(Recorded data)
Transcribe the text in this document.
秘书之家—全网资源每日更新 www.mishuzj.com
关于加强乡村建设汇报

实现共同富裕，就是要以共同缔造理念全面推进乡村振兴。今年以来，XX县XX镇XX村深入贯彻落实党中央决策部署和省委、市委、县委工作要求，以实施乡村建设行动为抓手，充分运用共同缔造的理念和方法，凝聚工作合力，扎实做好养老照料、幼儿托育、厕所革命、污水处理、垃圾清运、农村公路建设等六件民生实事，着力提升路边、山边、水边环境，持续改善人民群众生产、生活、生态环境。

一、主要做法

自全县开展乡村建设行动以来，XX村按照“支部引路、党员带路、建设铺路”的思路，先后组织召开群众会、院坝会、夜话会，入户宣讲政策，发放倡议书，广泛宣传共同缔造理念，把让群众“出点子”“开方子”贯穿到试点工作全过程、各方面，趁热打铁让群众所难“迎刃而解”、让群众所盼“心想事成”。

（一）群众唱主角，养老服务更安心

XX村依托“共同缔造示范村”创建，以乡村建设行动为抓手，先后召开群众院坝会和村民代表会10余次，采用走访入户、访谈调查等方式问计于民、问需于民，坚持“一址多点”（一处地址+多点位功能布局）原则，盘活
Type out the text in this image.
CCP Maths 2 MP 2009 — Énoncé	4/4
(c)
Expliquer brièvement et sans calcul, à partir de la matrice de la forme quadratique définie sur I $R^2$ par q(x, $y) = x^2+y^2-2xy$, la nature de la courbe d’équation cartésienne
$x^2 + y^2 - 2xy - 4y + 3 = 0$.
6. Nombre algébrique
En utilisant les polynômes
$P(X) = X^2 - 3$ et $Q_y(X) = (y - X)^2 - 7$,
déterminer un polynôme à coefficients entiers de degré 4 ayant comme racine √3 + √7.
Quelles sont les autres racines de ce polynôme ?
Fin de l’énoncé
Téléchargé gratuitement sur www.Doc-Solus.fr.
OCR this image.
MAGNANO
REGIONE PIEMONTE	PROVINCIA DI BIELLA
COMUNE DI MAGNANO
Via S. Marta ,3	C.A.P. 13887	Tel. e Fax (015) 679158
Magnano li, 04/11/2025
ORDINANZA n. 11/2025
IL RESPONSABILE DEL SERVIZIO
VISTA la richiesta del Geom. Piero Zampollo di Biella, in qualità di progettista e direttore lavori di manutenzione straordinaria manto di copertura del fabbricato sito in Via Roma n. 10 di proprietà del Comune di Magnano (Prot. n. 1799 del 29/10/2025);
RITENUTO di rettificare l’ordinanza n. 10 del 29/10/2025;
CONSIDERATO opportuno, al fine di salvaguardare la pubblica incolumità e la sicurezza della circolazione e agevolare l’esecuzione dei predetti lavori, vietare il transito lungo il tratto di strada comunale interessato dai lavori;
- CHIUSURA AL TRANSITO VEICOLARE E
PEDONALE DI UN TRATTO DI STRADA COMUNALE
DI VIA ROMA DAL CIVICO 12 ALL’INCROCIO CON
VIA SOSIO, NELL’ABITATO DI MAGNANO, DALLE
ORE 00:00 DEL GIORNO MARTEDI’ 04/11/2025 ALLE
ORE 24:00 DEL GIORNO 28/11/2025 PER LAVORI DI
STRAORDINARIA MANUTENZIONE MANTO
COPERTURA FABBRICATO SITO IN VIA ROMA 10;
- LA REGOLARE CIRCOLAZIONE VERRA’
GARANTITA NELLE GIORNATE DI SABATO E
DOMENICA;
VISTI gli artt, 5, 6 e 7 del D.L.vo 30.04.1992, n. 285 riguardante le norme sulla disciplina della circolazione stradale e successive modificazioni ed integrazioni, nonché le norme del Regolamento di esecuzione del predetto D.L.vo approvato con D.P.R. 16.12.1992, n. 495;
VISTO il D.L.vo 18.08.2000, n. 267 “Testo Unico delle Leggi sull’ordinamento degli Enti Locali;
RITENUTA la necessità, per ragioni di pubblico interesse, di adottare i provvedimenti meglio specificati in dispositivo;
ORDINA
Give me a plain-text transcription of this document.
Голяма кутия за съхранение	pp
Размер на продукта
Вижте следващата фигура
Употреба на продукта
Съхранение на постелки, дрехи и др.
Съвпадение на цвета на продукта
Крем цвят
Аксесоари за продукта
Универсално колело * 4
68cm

** PROBLEM DETAILS **
Copy out each line that contains the word "image".

** OUTPUT OF THE TASK **
Type out the text in this image.
OCR this image.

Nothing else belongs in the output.